> GIVEN REQUEST
Without changing a character, return the entries, but not the images they hold.

________________________________________

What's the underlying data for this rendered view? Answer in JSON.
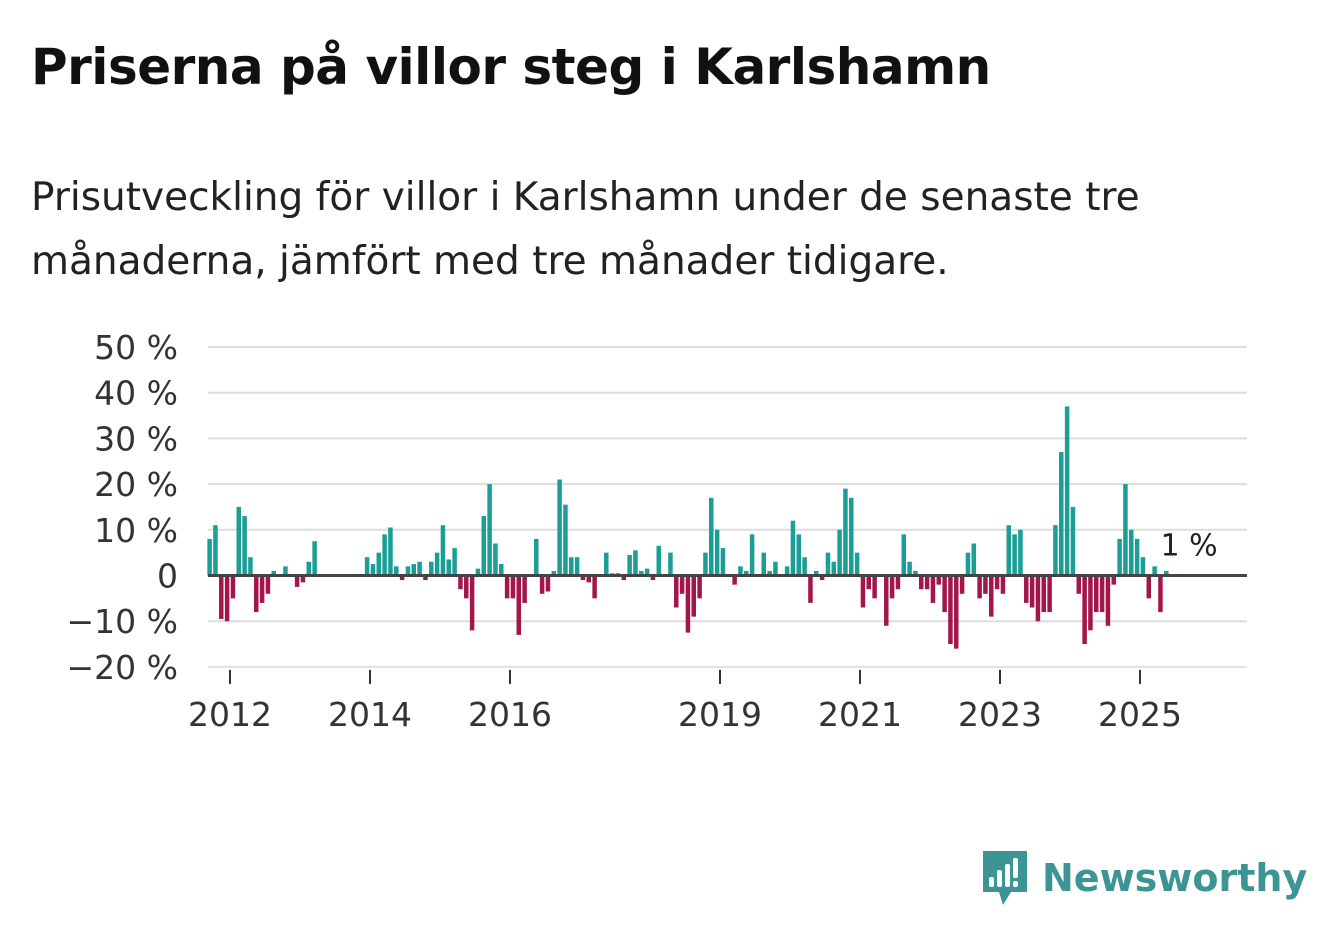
{
  "title": "Priserna på villor steg i Karlshamn",
  "subtitle_line1": "Prisutveckling för villor i Karlshamn under de senaste tre",
  "subtitle_line2": "månaderna, jämfört med tre månader tidigare.",
  "brand": "Newsworthy",
  "colors": {
    "positive": "#1a9e95",
    "negative": "#a3164b",
    "grid": "#dddddd",
    "zero": "#444444",
    "brand": "#3d9494"
  },
  "chart_data": {
    "type": "bar",
    "title": "Priserna på villor steg i Karlshamn",
    "ylabel": "",
    "xlabel": "",
    "ylim": [
      -20,
      50
    ],
    "yticks": [
      50,
      40,
      30,
      20,
      10,
      0,
      -10,
      -20
    ],
    "ytick_labels": [
      "50 %",
      "40 %",
      "30 %",
      "20 %",
      "10 %",
      "0",
      "−10 %",
      "−20 %"
    ],
    "xticks": [
      2012,
      2014,
      2016,
      2019,
      2021,
      2023,
      2025
    ],
    "xtick_labels": [
      "2012",
      "2014",
      "2016",
      "2019",
      "2021",
      "2023",
      "2025"
    ],
    "x_start": 2011.667,
    "months_per_bar": 1,
    "annotation": {
      "text": "1 %",
      "index": 169
    },
    "values": [
      8,
      11,
      -9.5,
      -10,
      -5,
      15,
      13,
      4,
      -8,
      -6,
      -4,
      1,
      0,
      2,
      0,
      -2.5,
      -1.5,
      3,
      7.5,
      0,
      0,
      0,
      0,
      0,
      0,
      0,
      0,
      4,
      2.5,
      5,
      9,
      10.5,
      2,
      -1,
      2,
      2.5,
      3,
      -1,
      3,
      5,
      11,
      3.5,
      6,
      -3,
      -5,
      -12,
      1.5,
      13,
      20,
      7,
      2.5,
      -5,
      -5,
      -13,
      -6,
      0,
      8,
      -4,
      -3.5,
      1,
      21,
      15.5,
      4,
      4,
      -1,
      -1.5,
      -5,
      0,
      5,
      0.5,
      0.5,
      -1,
      4.5,
      5.5,
      1,
      1.5,
      -1,
      6.5,
      0,
      5,
      -7,
      -4,
      -12.5,
      -9,
      -5,
      5,
      17,
      10,
      6,
      0,
      -2,
      2,
      1,
      9,
      0,
      5,
      1,
      3,
      0,
      2,
      12,
      9,
      4,
      -6,
      1,
      -1,
      5,
      3,
      10,
      19,
      17,
      5,
      -7,
      -3,
      -5,
      0,
      -11,
      -5,
      -3,
      9,
      3,
      1,
      -3,
      -3,
      -6,
      -2,
      -8,
      -15,
      -16,
      -4,
      5,
      7,
      -5,
      -4,
      -9,
      -3,
      -4,
      11,
      9,
      10,
      -6,
      -7,
      -10,
      -8,
      -8,
      11,
      27,
      37,
      15,
      -4,
      -15,
      -12,
      -8,
      -8,
      -11,
      -2,
      8,
      20,
      10,
      8,
      4,
      -5,
      2,
      -8,
      1
    ]
  }
}
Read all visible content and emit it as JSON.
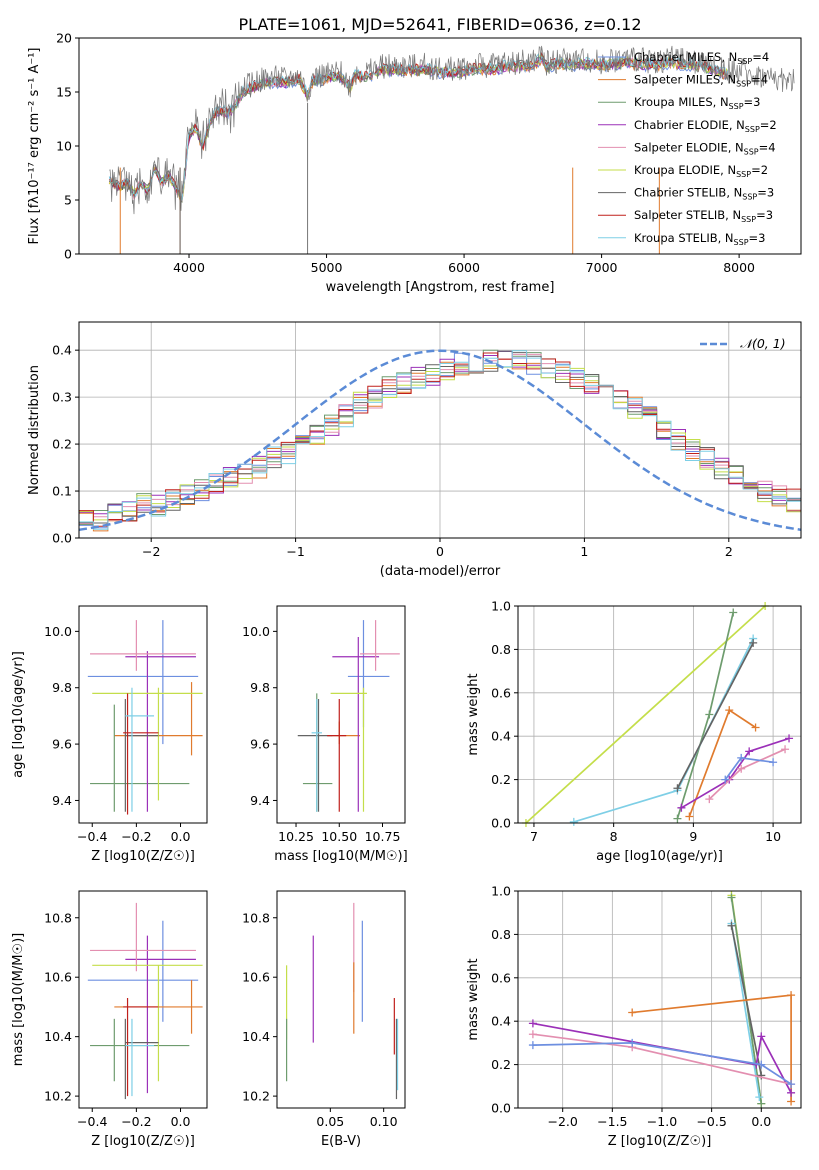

________________________________________

> RESULT OF THIS EXERCISE
What's the underlying data for this rendered view? Answer in JSON.
{
  "title": "Priserna på villor steg i Karlshamn",
  "subtitle_line1": "Prisutveckling för villor i Karlshamn under de senaste tre",
  "subtitle_line2": "månaderna, jämfört med tre månader tidigare.",
  "brand": "Newsworthy",
  "colors": {
    "positive": "#1a9e95",
    "negative": "#a3164b",
    "grid": "#dddddd",
    "zero": "#444444",
    "brand": "#3d9494"
  },
  "chart_data": {
    "type": "bar",
    "title": "Priserna på villor steg i Karlshamn",
    "ylabel": "",
    "xlabel": "",
    "ylim": [
      -20,
      50
    ],
    "yticks": [
      50,
      40,
      30,
      20,
      10,
      0,
      -10,
      -20
    ],
    "ytick_labels": [
      "50 %",
      "40 %",
      "30 %",
      "20 %",
      "10 %",
      "0",
      "−10 %",
      "−20 %"
    ],
    "xticks": [
      2012,
      2014,
      2016,
      2019,
      2021,
      2023,
      2025
    ],
    "xtick_labels": [
      "2012",
      "2014",
      "2016",
      "2019",
      "2021",
      "2023",
      "2025"
    ],
    "x_start": 2011.667,
    "months_per_bar": 1,
    "annotation": {
      "text": "1 %",
      "index": 169
    },
    "values": [
      8,
      11,
      -9.5,
      -10,
      -5,
      15,
      13,
      4,
      -8,
      -6,
      -4,
      1,
      0,
      2,
      0,
      -2.5,
      -1.5,
      3,
      7.5,
      0,
      0,
      0,
      0,
      0,
      0,
      0,
      0,
      4,
      2.5,
      5,
      9,
      10.5,
      2,
      -1,
      2,
      2.5,
      3,
      -1,
      3,
      5,
      11,
      3.5,
      6,
      -3,
      -5,
      -12,
      1.5,
      13,
      20,
      7,
      2.5,
      -5,
      -5,
      -13,
      -6,
      0,
      8,
      -4,
      -3.5,
      1,
      21,
      15.5,
      4,
      4,
      -1,
      -1.5,
      -5,
      0,
      5,
      0.5,
      0.5,
      -1,
      4.5,
      5.5,
      1,
      1.5,
      -1,
      6.5,
      0,
      5,
      -7,
      -4,
      -12.5,
      -9,
      -5,
      5,
      17,
      10,
      6,
      0,
      -2,
      2,
      1,
      9,
      0,
      5,
      1,
      3,
      0,
      2,
      12,
      9,
      4,
      -6,
      1,
      -1,
      5,
      3,
      10,
      19,
      17,
      5,
      -7,
      -3,
      -5,
      0,
      -11,
      -5,
      -3,
      9,
      3,
      1,
      -3,
      -3,
      -6,
      -2,
      -8,
      -15,
      -16,
      -4,
      5,
      7,
      -5,
      -4,
      -9,
      -3,
      -4,
      11,
      9,
      10,
      -6,
      -7,
      -10,
      -8,
      -8,
      11,
      27,
      37,
      15,
      -4,
      -15,
      -12,
      -8,
      -8,
      -11,
      -2,
      8,
      20,
      10,
      8,
      4,
      -5,
      2,
      -8,
      1
    ]
  }
}
Read all visible content and emit it as JSON.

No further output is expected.